▶ **AIM**: Identify the lines that contain the string "зелёный" and copy all of them.

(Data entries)
########################################
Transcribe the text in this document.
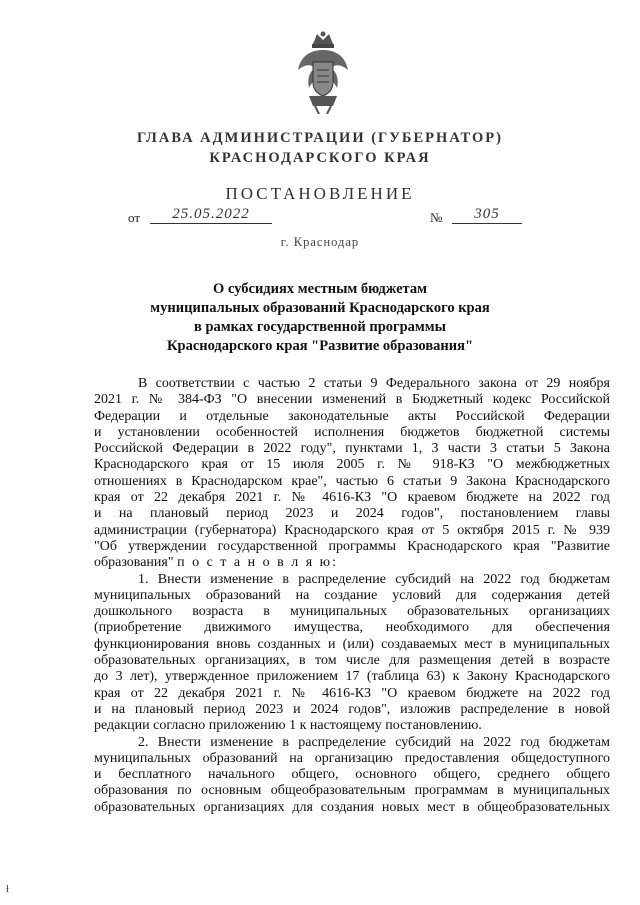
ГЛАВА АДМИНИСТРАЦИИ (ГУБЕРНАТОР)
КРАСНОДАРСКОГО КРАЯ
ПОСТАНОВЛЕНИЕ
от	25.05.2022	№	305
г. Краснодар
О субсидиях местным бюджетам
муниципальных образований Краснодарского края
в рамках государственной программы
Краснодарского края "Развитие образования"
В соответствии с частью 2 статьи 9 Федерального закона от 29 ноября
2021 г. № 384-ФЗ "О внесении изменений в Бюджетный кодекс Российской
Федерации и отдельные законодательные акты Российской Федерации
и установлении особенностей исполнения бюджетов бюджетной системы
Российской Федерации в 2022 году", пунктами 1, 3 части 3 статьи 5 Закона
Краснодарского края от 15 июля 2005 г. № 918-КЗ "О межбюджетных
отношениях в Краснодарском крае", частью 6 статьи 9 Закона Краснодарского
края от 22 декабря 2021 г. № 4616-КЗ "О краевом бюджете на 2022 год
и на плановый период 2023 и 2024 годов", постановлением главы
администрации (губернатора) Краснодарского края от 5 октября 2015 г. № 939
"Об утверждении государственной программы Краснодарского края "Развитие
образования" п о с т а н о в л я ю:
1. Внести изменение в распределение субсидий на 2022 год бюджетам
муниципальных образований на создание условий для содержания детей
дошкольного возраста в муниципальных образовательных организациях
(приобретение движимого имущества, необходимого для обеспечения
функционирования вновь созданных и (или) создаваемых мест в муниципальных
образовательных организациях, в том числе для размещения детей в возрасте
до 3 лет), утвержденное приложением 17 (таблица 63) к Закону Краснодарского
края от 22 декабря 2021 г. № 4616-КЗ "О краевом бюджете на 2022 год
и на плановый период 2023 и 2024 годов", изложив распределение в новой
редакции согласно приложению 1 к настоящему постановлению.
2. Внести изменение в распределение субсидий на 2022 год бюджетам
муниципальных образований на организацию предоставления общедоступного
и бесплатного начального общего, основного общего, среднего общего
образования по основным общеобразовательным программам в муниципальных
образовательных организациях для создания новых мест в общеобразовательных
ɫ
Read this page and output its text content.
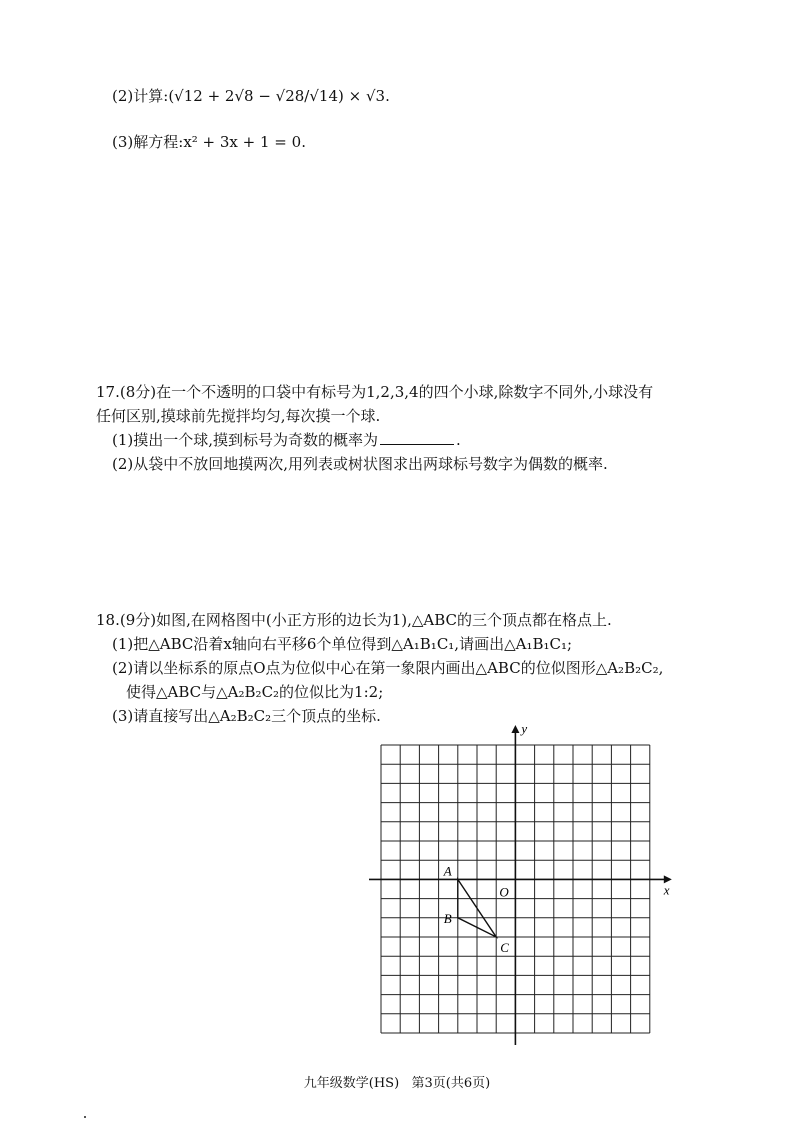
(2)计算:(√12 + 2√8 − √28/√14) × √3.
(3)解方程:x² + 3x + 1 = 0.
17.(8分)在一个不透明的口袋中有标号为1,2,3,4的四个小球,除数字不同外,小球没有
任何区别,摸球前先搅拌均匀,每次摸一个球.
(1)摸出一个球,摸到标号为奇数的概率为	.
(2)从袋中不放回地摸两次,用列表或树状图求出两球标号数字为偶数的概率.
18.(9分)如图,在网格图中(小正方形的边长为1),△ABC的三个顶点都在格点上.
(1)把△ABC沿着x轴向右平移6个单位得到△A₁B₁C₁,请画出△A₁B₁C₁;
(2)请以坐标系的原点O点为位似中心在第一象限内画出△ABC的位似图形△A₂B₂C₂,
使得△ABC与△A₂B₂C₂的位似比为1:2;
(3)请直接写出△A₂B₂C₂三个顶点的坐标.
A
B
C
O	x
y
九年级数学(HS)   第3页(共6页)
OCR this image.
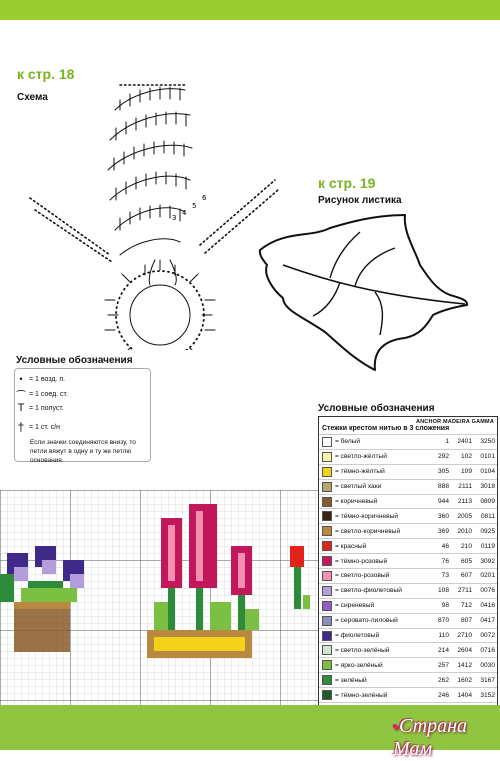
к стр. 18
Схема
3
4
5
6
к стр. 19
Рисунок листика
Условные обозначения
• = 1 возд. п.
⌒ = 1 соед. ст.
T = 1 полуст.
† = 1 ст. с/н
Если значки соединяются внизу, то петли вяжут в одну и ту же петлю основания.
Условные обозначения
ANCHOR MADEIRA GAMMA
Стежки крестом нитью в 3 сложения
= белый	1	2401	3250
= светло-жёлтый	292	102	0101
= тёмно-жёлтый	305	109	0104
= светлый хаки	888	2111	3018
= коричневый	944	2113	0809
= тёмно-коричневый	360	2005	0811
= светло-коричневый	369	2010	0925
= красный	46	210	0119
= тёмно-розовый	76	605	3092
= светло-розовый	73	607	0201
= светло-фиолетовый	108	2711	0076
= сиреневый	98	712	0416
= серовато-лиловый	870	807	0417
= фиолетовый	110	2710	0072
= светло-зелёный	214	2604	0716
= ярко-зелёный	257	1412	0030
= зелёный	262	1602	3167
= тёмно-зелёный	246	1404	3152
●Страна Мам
########################################
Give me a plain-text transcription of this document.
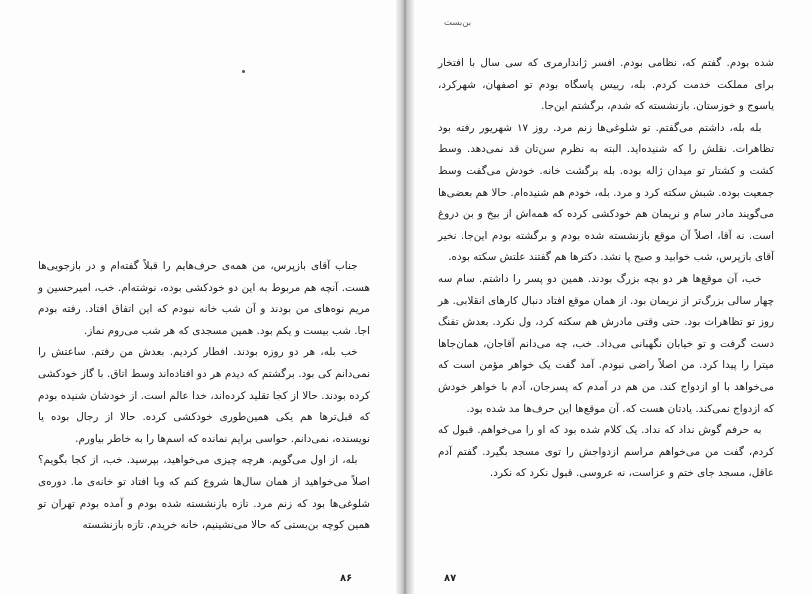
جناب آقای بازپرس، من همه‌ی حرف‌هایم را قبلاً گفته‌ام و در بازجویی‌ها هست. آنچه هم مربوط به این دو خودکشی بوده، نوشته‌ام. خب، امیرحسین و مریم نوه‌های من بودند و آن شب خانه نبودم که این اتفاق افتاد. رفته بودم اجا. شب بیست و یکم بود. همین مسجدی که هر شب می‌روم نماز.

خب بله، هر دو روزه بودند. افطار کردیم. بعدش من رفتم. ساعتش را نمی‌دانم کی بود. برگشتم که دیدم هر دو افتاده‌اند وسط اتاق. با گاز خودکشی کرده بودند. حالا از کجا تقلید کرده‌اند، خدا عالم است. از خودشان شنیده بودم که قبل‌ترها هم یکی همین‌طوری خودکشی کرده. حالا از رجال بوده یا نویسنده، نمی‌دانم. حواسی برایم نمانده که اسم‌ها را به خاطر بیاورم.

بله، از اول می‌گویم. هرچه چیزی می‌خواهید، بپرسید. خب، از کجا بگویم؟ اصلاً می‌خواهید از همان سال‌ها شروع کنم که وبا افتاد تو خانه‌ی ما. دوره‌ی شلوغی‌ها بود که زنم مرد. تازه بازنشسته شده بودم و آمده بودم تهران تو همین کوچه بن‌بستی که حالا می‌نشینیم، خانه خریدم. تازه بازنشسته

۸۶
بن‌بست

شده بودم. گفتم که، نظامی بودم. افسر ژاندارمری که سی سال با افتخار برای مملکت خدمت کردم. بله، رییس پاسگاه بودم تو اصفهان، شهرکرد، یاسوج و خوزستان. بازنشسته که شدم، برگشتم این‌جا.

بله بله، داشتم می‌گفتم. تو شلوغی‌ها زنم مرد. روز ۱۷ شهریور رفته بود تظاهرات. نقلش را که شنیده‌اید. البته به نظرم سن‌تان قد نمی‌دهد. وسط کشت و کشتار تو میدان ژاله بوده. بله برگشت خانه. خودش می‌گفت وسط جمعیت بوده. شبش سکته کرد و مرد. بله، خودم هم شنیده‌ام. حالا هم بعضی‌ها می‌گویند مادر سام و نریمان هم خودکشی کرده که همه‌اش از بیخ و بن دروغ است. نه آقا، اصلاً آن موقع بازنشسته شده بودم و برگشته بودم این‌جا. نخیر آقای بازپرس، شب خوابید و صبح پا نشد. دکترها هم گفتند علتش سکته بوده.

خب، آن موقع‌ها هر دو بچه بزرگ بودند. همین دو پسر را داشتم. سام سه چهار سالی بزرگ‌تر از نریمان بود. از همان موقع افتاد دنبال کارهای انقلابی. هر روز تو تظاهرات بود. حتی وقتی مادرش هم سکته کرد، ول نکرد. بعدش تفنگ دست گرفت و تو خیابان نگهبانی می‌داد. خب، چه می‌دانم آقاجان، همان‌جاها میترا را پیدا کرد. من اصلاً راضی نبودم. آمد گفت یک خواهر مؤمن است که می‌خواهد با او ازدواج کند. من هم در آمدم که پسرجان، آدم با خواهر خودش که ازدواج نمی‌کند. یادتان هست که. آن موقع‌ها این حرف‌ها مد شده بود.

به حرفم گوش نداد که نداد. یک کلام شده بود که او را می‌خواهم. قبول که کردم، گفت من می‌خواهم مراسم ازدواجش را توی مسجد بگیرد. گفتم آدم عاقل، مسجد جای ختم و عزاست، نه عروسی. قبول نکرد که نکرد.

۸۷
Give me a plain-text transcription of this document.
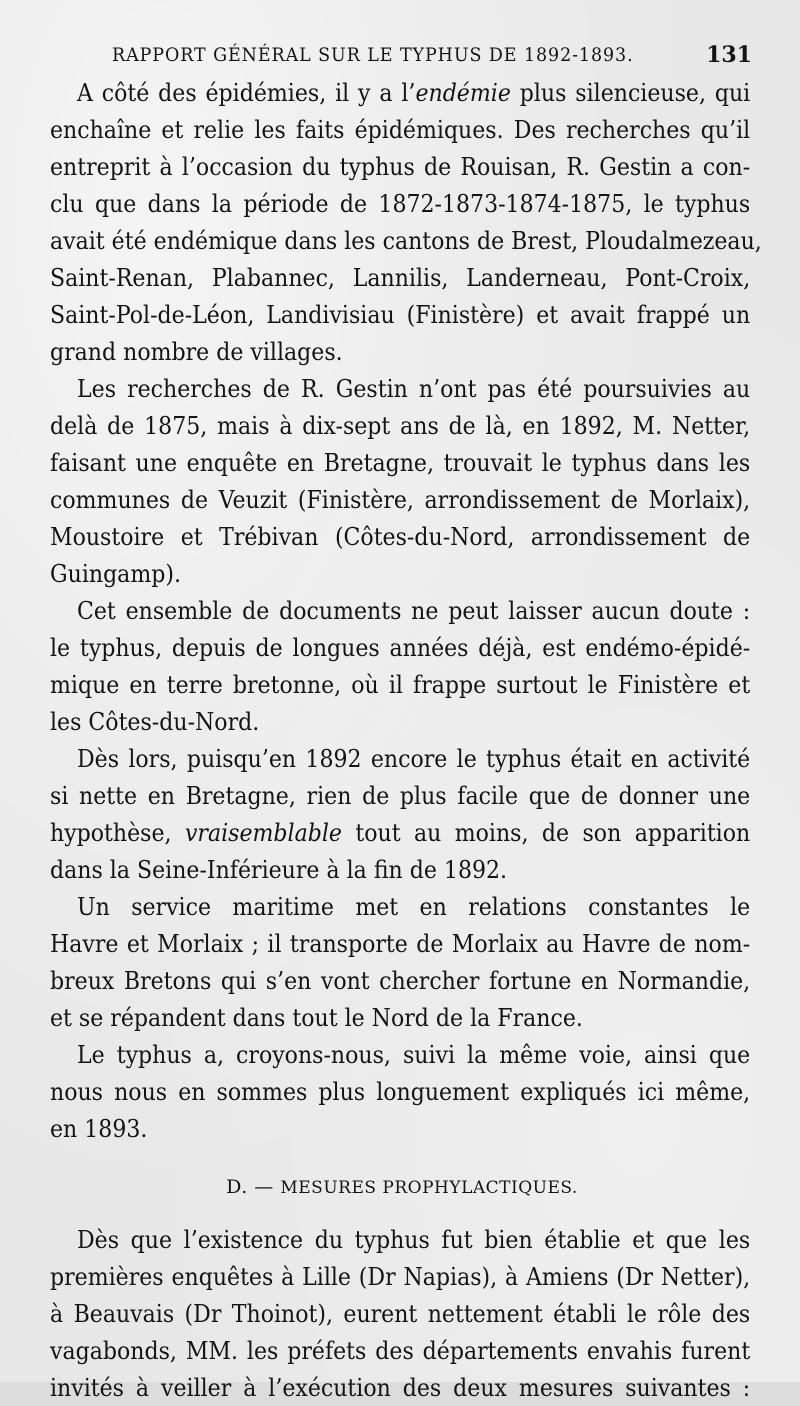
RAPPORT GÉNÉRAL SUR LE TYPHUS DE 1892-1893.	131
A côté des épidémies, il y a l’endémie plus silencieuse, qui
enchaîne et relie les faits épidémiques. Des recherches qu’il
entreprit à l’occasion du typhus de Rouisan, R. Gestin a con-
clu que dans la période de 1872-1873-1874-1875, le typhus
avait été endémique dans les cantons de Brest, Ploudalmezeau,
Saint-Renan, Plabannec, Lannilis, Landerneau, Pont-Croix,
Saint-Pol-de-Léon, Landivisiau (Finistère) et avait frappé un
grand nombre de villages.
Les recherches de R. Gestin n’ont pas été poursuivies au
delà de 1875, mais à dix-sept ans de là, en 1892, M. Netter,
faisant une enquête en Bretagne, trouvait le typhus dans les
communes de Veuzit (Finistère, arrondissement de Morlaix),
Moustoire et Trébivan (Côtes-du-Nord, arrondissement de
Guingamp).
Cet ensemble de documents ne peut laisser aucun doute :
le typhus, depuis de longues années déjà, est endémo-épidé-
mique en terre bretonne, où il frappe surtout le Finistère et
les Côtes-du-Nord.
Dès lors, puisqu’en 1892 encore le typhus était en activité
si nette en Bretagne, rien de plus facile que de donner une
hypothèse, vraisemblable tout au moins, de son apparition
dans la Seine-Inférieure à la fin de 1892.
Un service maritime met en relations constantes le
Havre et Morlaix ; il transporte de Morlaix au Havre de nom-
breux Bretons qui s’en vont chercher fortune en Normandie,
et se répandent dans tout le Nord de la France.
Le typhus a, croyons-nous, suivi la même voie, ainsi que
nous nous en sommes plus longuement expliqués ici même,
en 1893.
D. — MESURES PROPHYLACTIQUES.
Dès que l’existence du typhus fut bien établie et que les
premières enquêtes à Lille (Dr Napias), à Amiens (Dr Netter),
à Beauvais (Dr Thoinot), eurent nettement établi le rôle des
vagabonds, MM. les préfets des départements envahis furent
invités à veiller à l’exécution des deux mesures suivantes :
########################################
▶ **SOLUTION BELOW**:
= светло-зелёный	214	2604	0716
= ярко-зелёный	257	1412	0030
= зелёный	262	1602	3167
= тёмно-зелёный	246	1404	3152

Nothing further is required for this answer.